## Assignment
If a line includes "căruia", copy it out of the entries.
:: Exercise inputs
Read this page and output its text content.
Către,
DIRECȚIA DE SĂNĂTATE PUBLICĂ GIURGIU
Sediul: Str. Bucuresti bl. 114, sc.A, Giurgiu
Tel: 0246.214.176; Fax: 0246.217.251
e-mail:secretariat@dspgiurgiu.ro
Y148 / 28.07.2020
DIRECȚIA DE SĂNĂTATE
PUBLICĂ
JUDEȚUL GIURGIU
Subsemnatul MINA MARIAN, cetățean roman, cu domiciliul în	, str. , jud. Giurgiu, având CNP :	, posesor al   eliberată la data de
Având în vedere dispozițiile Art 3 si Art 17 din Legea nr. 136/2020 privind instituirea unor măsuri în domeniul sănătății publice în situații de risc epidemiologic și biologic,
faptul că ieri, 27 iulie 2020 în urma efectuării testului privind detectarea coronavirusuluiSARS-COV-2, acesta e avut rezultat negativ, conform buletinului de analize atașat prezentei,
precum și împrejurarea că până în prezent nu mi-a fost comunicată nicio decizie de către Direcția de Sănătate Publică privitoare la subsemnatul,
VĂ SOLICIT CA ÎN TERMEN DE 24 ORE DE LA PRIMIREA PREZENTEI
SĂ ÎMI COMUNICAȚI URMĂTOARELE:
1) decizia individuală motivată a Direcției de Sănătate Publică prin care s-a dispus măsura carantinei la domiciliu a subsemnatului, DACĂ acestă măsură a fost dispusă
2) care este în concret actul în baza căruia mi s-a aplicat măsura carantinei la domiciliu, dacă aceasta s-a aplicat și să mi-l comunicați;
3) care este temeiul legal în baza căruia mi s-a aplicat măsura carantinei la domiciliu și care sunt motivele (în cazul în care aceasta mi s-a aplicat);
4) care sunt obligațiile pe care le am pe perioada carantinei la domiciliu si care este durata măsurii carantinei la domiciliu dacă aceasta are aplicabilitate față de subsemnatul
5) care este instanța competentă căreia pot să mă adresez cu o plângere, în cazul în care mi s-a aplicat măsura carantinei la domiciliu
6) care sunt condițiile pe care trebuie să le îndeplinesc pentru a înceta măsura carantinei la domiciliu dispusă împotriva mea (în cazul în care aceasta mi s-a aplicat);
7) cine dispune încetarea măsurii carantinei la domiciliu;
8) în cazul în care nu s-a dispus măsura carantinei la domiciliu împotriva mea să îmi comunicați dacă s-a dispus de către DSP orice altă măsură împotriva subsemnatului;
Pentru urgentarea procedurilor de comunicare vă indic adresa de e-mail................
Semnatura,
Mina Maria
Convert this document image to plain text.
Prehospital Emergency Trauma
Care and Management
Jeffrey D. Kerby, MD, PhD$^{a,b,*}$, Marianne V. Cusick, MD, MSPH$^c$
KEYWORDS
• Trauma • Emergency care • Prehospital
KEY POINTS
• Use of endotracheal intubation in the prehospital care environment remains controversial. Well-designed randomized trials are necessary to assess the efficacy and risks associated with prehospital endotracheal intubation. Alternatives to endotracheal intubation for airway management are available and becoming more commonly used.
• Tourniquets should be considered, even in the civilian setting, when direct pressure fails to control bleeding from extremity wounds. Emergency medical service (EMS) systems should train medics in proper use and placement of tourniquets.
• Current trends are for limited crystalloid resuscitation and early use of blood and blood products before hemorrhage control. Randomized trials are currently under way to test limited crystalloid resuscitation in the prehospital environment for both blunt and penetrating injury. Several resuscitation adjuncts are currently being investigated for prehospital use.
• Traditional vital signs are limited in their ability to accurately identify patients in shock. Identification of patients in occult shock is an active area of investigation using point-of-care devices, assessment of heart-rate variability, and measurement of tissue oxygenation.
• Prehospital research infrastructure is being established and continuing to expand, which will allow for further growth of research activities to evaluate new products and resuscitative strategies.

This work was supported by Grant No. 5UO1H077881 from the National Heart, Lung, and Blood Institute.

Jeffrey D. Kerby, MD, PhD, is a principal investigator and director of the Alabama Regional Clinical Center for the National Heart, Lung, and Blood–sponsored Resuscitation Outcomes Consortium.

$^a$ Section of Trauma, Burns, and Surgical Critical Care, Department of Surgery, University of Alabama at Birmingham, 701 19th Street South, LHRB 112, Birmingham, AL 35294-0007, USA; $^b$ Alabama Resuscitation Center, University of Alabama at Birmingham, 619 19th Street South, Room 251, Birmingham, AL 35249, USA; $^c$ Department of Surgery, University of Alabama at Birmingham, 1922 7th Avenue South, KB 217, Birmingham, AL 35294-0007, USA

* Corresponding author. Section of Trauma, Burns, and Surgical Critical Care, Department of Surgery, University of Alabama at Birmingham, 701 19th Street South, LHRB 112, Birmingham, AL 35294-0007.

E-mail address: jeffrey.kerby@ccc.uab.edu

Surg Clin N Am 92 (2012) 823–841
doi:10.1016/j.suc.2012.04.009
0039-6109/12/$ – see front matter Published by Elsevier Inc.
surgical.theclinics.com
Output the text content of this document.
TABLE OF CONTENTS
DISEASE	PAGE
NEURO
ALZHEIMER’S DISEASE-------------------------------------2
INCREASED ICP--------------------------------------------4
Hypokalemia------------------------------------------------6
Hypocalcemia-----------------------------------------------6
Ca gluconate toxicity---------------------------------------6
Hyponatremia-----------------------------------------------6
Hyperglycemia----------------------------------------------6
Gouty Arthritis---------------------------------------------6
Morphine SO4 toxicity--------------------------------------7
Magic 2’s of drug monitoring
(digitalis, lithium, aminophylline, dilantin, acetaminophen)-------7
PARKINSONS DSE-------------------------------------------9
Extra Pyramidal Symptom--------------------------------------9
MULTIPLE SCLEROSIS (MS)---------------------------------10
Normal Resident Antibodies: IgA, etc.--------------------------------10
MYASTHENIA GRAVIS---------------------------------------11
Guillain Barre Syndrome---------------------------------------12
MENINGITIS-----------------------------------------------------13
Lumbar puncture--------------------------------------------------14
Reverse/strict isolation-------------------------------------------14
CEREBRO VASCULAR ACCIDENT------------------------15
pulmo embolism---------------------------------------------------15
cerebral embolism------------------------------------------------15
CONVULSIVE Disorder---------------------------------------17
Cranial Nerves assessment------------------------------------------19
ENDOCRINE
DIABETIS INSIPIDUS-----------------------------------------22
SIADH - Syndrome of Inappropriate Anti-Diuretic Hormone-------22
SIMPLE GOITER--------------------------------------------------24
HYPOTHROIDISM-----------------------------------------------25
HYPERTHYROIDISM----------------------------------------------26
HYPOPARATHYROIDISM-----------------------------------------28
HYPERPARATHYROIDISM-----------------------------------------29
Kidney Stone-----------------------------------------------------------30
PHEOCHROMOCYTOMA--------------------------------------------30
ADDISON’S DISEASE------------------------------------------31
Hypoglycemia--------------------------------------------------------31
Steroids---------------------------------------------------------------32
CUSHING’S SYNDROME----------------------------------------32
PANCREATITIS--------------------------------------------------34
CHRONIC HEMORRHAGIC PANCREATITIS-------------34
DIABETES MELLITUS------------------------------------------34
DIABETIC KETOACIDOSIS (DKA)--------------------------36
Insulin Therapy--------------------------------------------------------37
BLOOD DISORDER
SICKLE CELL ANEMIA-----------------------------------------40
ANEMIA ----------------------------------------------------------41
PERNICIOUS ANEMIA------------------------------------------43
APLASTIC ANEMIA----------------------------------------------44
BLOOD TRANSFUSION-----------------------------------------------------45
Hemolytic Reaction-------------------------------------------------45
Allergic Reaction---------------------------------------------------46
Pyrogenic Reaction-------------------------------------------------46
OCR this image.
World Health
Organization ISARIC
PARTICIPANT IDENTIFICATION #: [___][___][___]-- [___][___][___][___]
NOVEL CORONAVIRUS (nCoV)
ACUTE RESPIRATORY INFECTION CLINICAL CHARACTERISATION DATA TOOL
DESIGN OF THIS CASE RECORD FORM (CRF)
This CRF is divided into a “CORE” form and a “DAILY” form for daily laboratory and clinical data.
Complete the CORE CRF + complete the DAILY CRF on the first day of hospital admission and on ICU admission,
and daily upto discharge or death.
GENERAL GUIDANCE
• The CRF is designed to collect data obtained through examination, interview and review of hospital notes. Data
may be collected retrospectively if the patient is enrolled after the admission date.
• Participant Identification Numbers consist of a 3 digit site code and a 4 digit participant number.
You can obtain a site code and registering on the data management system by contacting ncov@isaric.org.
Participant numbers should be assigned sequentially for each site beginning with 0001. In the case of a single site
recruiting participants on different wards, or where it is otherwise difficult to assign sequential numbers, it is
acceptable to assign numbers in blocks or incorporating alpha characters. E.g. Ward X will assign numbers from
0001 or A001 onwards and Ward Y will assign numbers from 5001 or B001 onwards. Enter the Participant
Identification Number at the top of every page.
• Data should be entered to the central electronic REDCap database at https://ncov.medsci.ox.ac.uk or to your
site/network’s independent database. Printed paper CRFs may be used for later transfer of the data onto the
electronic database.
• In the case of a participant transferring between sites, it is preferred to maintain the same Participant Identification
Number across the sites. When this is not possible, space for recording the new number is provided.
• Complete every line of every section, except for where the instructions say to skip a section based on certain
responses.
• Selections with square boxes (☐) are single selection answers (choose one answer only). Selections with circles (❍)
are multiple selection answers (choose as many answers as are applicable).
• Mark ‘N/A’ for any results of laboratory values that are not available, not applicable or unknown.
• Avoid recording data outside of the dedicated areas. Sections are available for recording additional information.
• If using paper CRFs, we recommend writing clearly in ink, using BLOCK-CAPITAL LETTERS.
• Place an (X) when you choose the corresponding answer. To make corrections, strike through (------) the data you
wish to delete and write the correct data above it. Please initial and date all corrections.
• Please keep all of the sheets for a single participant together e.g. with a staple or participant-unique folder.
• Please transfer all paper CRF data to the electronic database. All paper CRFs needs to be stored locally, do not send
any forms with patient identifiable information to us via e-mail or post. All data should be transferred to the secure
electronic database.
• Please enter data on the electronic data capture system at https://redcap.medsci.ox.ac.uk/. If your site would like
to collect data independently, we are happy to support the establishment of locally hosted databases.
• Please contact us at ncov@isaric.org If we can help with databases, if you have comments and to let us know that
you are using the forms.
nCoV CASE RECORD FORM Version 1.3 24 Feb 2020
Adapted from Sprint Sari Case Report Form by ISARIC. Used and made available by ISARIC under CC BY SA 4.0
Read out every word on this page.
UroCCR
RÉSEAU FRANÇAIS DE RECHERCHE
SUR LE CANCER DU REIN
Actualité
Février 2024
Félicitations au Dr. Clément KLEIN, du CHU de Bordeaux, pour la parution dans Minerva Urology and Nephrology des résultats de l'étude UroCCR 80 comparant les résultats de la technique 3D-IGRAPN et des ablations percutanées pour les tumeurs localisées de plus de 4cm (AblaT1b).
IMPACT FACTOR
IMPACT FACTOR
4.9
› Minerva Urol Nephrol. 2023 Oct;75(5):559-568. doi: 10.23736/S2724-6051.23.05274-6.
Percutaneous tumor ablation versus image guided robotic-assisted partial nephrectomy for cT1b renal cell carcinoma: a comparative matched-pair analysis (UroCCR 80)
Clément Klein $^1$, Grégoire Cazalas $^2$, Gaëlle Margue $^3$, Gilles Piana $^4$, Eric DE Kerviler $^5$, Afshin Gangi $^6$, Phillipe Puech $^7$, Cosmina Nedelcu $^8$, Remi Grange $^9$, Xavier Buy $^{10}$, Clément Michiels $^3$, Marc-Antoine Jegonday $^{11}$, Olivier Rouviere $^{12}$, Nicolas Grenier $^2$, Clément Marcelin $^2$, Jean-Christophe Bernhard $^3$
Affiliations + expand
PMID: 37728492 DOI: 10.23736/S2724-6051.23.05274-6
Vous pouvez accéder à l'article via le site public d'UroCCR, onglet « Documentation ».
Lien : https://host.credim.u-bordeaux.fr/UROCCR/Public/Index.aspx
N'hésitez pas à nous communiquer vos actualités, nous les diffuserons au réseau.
::::
## Answer section
2) care este în concret actul în baza căruia mi s-a aplicat măsura carantinei la domiciliu, dacă aceasta s-a aplicat și să mi-l comunicați;
3) care este temeiul legal în baza căruia mi s-a aplicat măsura carantinei la domiciliu și care sunt motivele (în cazul în care aceasta mi s-a aplicat);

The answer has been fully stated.